---- Records shown

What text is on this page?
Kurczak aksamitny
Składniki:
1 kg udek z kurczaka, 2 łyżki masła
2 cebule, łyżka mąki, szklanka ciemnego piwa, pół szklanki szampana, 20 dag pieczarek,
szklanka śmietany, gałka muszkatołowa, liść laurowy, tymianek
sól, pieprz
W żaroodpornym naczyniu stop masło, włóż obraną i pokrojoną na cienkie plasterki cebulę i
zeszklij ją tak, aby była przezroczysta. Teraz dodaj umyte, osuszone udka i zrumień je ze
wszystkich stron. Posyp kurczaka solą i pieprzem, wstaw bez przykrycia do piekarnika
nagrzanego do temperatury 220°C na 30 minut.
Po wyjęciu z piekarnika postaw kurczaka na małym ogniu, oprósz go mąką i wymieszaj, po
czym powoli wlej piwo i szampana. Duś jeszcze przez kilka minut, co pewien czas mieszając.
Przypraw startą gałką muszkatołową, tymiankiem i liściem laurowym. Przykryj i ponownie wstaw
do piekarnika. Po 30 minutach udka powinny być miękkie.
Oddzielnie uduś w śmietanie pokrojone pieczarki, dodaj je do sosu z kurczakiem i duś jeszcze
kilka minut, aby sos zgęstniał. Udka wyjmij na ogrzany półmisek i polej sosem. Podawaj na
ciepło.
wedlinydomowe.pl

--------

■ **Stated problem**
Reproduce all of the entries word for word.

■ **Answer to the task**
What text is on this page?
Kurczak aksamitny
Składniki:
1 kg udek z kurczaka, 2 łyżki masła
2 cebule, łyżka mąki, szklanka ciemnego piwa, pół szklanki szampana, 20 dag pieczarek,
szklanka śmietany, gałka muszkatołowa, liść laurowy, tymianek
sól, pieprz
W żaroodpornym naczyniu stop masło, włóż obraną i pokrojoną na cienkie plasterki cebulę i
zeszklij ją tak, aby była przezroczysta. Teraz dodaj umyte, osuszone udka i zrumień je ze
wszystkich stron. Posyp kurczaka solą i pieprzem, wstaw bez przykrycia do piekarnika
nagrzanego do temperatury 220°C na 30 minut.
Po wyjęciu z piekarnika postaw kurczaka na małym ogniu, oprósz go mąką i wymieszaj, po
czym powoli wlej piwo i szampana. Duś jeszcze przez kilka minut, co pewien czas mieszając.
Przypraw startą gałką muszkatołową, tymiankiem i liściem laurowym. Przykryj i ponownie wstaw
do piekarnika. Po 30 minutach udka powinny być miękkie.
Oddzielnie uduś w śmietanie pokrojone pieczarki, dodaj je do sosu z kurczakiem i duś jeszcze
kilka minut, aby sos zgęstniał. Udka wyjmij na ogrzany półmisek i polej sosem. Podawaj na
ciepło.
wedlinydomowe.pl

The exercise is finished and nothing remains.